== Segment start ==
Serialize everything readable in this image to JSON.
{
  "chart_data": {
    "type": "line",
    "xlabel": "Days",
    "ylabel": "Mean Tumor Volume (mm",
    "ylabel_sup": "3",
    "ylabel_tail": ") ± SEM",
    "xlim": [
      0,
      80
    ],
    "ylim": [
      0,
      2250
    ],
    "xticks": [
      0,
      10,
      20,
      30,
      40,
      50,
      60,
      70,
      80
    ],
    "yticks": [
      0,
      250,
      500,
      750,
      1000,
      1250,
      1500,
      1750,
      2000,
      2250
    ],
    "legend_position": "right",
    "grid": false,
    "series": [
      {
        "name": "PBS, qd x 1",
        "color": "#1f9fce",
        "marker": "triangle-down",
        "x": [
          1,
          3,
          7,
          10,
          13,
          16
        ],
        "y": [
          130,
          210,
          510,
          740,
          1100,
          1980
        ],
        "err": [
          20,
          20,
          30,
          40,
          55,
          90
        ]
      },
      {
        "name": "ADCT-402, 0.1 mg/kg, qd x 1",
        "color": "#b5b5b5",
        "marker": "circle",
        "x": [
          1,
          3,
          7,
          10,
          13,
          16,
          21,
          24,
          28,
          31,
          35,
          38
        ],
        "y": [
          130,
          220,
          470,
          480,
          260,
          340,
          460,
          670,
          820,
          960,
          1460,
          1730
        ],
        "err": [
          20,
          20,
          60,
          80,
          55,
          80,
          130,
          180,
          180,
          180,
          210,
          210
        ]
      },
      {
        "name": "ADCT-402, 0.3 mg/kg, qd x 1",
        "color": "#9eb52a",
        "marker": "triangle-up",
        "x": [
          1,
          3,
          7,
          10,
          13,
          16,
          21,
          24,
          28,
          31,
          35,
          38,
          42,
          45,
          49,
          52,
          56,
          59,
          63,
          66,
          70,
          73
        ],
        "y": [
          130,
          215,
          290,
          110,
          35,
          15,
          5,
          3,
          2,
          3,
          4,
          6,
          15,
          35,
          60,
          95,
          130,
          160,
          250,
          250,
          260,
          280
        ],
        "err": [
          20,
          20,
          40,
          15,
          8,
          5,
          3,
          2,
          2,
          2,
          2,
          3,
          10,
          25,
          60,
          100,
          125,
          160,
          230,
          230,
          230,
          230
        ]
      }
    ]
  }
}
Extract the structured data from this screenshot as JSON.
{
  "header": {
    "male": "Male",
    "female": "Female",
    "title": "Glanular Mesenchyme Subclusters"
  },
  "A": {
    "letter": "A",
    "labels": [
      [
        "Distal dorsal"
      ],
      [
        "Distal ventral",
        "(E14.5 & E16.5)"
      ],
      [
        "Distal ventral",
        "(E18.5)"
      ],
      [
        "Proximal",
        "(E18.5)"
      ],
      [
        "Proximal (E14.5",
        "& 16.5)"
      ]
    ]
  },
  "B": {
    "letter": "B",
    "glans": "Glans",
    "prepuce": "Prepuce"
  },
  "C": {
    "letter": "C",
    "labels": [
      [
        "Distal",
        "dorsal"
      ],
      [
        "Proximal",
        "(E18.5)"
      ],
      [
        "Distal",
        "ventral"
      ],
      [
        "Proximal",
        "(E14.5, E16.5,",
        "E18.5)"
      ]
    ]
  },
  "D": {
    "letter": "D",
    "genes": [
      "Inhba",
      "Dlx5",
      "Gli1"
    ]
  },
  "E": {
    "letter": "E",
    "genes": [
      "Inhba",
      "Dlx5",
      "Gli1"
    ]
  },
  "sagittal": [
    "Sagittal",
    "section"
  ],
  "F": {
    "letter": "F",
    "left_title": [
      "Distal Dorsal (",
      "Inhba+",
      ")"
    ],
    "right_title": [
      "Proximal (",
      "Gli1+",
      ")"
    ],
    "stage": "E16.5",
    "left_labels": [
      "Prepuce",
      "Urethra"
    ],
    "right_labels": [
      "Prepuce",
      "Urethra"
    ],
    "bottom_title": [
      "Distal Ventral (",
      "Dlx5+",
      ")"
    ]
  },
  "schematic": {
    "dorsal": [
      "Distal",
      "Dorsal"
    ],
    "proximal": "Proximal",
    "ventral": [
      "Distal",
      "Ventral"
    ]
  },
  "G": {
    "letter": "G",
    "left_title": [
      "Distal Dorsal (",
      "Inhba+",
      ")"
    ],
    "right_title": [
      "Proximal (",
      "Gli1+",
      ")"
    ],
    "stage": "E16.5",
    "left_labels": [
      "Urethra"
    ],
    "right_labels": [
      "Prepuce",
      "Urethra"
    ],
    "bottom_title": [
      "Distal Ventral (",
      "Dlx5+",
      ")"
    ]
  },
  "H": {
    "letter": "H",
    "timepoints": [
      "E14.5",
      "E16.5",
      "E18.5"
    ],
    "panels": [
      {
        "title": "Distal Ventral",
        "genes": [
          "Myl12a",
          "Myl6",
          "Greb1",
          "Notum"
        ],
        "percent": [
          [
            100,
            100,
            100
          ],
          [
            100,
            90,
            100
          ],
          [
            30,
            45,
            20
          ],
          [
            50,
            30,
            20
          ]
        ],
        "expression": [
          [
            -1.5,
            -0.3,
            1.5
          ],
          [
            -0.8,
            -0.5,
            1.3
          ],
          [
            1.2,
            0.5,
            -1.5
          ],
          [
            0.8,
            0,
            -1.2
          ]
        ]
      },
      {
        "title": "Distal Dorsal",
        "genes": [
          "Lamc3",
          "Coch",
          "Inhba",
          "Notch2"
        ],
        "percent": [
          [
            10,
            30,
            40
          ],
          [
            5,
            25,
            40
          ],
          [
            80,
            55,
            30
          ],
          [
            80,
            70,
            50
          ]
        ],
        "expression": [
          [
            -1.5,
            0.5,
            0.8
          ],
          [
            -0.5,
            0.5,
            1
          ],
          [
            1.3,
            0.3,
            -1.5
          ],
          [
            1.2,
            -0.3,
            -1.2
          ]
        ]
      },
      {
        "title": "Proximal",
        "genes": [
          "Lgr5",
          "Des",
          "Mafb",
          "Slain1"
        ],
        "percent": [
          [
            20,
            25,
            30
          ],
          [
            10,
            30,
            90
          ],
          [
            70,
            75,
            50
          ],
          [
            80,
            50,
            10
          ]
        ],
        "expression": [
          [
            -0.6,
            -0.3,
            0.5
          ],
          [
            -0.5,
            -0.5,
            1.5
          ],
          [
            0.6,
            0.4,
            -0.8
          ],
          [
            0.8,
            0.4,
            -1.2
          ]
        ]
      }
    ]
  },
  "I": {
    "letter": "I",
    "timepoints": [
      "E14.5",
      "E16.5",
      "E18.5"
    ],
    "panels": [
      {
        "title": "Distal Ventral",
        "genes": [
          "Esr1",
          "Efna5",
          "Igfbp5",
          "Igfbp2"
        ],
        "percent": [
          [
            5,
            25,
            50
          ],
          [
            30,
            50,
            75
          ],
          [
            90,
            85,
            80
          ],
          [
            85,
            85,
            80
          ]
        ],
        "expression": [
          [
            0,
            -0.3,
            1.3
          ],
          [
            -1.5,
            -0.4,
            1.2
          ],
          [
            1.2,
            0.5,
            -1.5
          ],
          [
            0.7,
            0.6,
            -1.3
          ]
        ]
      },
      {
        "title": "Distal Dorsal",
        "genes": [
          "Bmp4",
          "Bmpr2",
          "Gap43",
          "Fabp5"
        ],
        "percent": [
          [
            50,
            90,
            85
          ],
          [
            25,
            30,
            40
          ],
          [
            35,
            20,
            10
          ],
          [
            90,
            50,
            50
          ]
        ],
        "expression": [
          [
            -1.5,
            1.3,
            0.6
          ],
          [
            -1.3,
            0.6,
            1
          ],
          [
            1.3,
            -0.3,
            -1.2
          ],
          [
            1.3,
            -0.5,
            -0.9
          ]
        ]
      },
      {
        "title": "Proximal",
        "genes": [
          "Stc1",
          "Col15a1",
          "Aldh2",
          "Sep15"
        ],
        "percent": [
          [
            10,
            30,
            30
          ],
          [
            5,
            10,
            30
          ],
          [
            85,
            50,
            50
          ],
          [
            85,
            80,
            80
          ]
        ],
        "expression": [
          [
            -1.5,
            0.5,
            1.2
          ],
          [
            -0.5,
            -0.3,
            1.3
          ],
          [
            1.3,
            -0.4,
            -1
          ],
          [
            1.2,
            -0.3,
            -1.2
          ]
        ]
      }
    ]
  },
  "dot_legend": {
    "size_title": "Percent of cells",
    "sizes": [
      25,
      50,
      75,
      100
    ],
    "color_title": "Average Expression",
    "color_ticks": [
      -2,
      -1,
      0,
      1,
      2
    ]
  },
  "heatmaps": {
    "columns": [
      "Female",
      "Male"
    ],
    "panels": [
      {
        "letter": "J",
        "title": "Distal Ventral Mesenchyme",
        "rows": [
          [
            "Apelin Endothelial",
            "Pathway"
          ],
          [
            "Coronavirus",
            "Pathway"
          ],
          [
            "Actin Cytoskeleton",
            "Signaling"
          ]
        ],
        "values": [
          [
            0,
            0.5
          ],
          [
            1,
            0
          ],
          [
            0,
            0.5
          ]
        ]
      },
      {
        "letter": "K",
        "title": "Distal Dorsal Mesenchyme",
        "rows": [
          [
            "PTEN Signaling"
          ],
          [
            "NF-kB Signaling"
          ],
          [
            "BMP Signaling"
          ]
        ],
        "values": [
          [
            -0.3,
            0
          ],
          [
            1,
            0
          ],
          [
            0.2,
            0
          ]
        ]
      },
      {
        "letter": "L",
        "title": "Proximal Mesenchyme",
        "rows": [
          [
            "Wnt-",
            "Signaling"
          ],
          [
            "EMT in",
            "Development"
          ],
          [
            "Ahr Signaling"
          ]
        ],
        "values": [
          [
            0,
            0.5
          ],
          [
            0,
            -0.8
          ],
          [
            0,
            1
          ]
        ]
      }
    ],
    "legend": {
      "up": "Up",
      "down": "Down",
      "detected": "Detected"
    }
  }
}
== Segment end ==
◆ **Instructions for the task**
Exactly how many lines in the data above hold "ADCT"? State that number only.

◆ **Output for this task**
2